▼
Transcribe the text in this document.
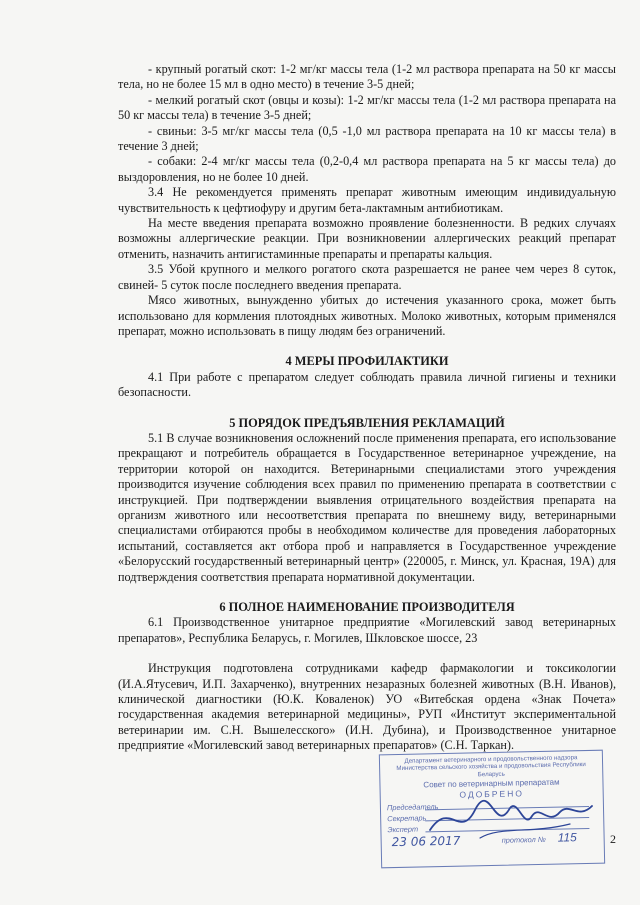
- крупный рогатый скот: 1-2 мг/кг массы тела (1-2 мл раствора препарата на 50 кг массы тела, но не более 15 мл в одно место) в течение 3-5 дней;

- мелкий рогатый скот (овцы и козы): 1-2 мг/кг массы тела (1-2 мл раствора препарата на 50 кг массы тела) в течение 3-5 дней;

- свиньи: 3-5 мг/кг массы тела (0,5 -1,0 мл раствора препарата на 10 кг массы тела) в течение 3 дней;

- собаки: 2-4 мг/кг массы тела (0,2-0,4 мл раствора препарата на 5 кг массы тела) до выздоровления, но не более 10 дней.

3.4 Не рекомендуется применять препарат животным имеющим индивидуальную чувствительность к цефтиофуру и другим бета-лактамным антибиотикам.

На месте введения препарата возможно проявление болезненности. В редких случаях возможны аллергические реакции. При возникновении аллергических реакций препарат отменить, назначить антигистаминные препараты и препараты кальция.

3.5 Убой крупного и мелкого рогатого скота разрешается не ранее чем через 8 суток, свиней- 5 суток после последнего введения препарата.

Мясо животных, вынужденно убитых до истечения указанного срока, может быть использовано для кормления плотоядных животных. Молоко животных, которым применялся препарат, можно использовать в пищу людям без ограничений.

4 МЕРЫ ПРОФИЛАКТИКИ

4.1 При работе с препаратом следует соблюдать правила личной гигиены и техники безопасности.

5 ПОРЯДОК ПРЕДЪЯВЛЕНИЯ РЕКЛАМАЦИЙ

5.1 В случае возникновения осложнений после применения препарата, его использование прекращают и потребитель обращается в Государственное ветеринарное учреждение, на территории которой он находится. Ветеринарными специалистами этого учреждения производится изучение соблюдения всех правил по применению препарата в соответствии с инструкцией. При подтверждении выявления отрицательного воздействия препарата на организм животного или несоответствия препарата по внешнему виду, ветеринарными специалистами отбираются пробы в необходимом количестве для проведения лабораторных испытаний, составляется акт отбора проб и направляется в Государственное учреждение «Белорусский государственный ветеринарный центр» (220005, г. Минск, ул. Красная, 19А) для подтверждения соответствия препарата нормативной документации.

6 ПОЛНОЕ НАИМЕНОВАНИЕ ПРОИЗВОДИТЕЛЯ

6.1 Производственное унитарное предприятие «Могилевский завод ветеринарных препаратов», Республика Беларусь, г. Могилев, Шкловское шоссе, 23

Инструкция подготовлена сотрудниками кафедр фармакологии и токсикологии (И.А.Ятусевич, И.П. Захарченко), внутренних незаразных болезней животных (В.Н. Иванов), клинической диагностики (Ю.К. Коваленок) УО «Витебская ордена «Знак Почета» государственная академия ветеринарной медицины», РУП «Институт экспериментальной ветеринарии им. С.Н. Вышелесского» (И.Н. Дубина), и Производственное унитарное предприятие «Могилевский завод ветеринарных препаратов» (С.Н. Таркан).

Департамент ветеринарного и продовольственного надзора Министерства сельского хозяйства и продовольствия Республики Беларусь
Совет по ветеринарным препаратам
ОДОБРЕНО
Председатель
Секретарь
Эксперт
23 06 2017	протокол № 115	2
▲
■ **Exercise objective**:
Gather each line of the listing that holds the string "рогатый".

■ **Task answer**:
- крупный рогатый скот: 1-2 мг/кг массы тела (1-2 мл раствора препарата на 50 кг массы тела, но не более 15 мл в одно место) в течение 3-5 дней;
- мелкий рогатый скот (овцы и козы): 1-2 мг/кг массы тела (1-2 мл раствора препарата на 50 кг массы тела) в течение 3-5 дней;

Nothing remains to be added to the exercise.